▸ **Instructions for the task**
Gather all lines with "text" from the records.

** START Provided data **

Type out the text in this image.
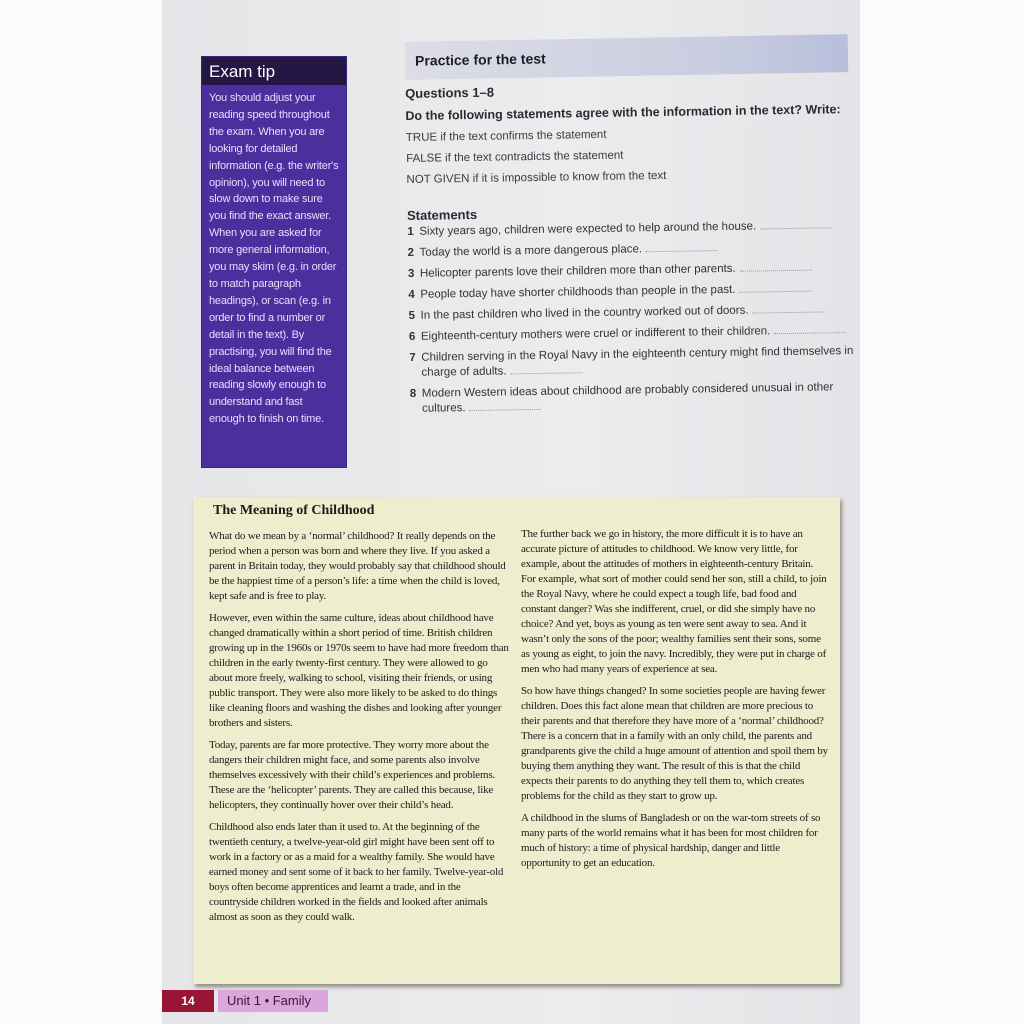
Exam tip
You should adjust your reading speed throughout the exam. When you are looking for detailed information (e.g. the writer's opinion), you will need to slow down to make sure you find the exact answer. When you are asked for more general information, you may skim (e.g. in order to match paragraph headings), or scan (e.g. in order to find a number or detail in the text). By practising, you will find the ideal balance between reading slowly enough to understand and fast enough to finish on time.
Practice for the test
Questions 1–8
Do the following statements agree with the information in the text? Write:
TRUE if the text confirms the statement
FALSE if the text contradicts the statement
NOT GIVEN if it is impossible to know from the text
Statements
1 Sixty years ago, children were expected to help around the house.
2 Today the world is a more dangerous place.
3 Helicopter parents love their children more than other parents.
4 People today have shorter childhoods than people in the past.
5 In the past children who lived in the country worked out of doors.
6 Eighteenth-century mothers were cruel or indifferent to their children.
7 Children serving in the Royal Navy in the eighteenth century might find themselves in charge of adults.
8 Modern Western ideas about childhood are probably considered unusual in other cultures.
The Meaning of Childhood

What do we mean by a ‘normal’ childhood? It really depends on the period when a person was born and where they live. If you asked a parent in Britain today, they would probably say that childhood should be the happiest time of a person’s life: a time when the child is loved, kept safe and is free to play.

However, even within the same culture, ideas about childhood have changed dramatically within a short period of time. British children growing up in the 1960s or 1970s seem to have had more freedom than children in the early twenty-first century. They were allowed to go about more freely, walking to school, visiting their friends, or using public transport. They were also more likely to be asked to do things like cleaning floors and washing the dishes and looking after younger brothers and sisters.

Today, parents are far more protective. They worry more about the dangers their children might face, and some parents also involve themselves excessively with their child’s experiences and problems. These are the ‘helicopter’ parents. They are called this because, like helicopters, they continually hover over their child’s head.

Childhood also ends later than it used to. At the beginning of the twentieth century, a twelve-year-old girl might have been sent off to work in a factory or as a maid for a wealthy family. She would have earned money and sent some of it back to her family. Twelve-year-old boys often become apprentices and learnt a trade, and in the countryside children worked in the fields and looked after animals almost as soon as they could walk.

The further back we go in history, the more difficult it is to have an accurate picture of attitudes to childhood. We know very little, for example, about the attitudes of mothers in eighteenth-century Britain. For example, what sort of mother could send her son, still a child, to join the Royal Navy, where he could expect a tough life, bad food and constant danger? Was she indifferent, cruel, or did she simply have no choice? And yet, boys as young as ten were sent away to sea. And it wasn’t only the sons of the poor; wealthy families sent their sons, some as young as eight, to join the navy. Incredibly, they were put in charge of men who had many years of experience at sea.

So how have things changed? In some societies people are having fewer children. Does this fact alone mean that children are more precious to their parents and that therefore they have more of a ‘normal’ childhood? There is a concern that in a family with an only child, the parents and grandparents give the child a huge amount of attention and spoil them by buying them anything they want. The result of this is that the child expects their parents to do anything they tell them to, which creates problems for the child as they start to grow up.

A childhood in the slums of Bangladesh or on the war-torn streets of so many parts of the world remains what it has been for most children for much of history: a time of physical hardship, danger and little opportunity to get an education.

14	Unit 1 • Family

** END Provided data **

▸ **Answer**
Type out the text in this image.
You should adjust your reading speed throughout the exam. When you are looking for detailed information (e.g. the writer's opinion), you will need to slow down to make sure you find the exact answer. When you are asked for more general information, you may skim (e.g. in order to match paragraph headings), or scan (e.g. in order to find a number or detail in the text). By practising, you will find the ideal balance between reading slowly enough to understand and fast enough to finish on time.
Do the following statements agree with the information in the text? Write:
TRUE if the text confirms the statement
FALSE if the text contradicts the statement
NOT GIVEN if it is impossible to know from the text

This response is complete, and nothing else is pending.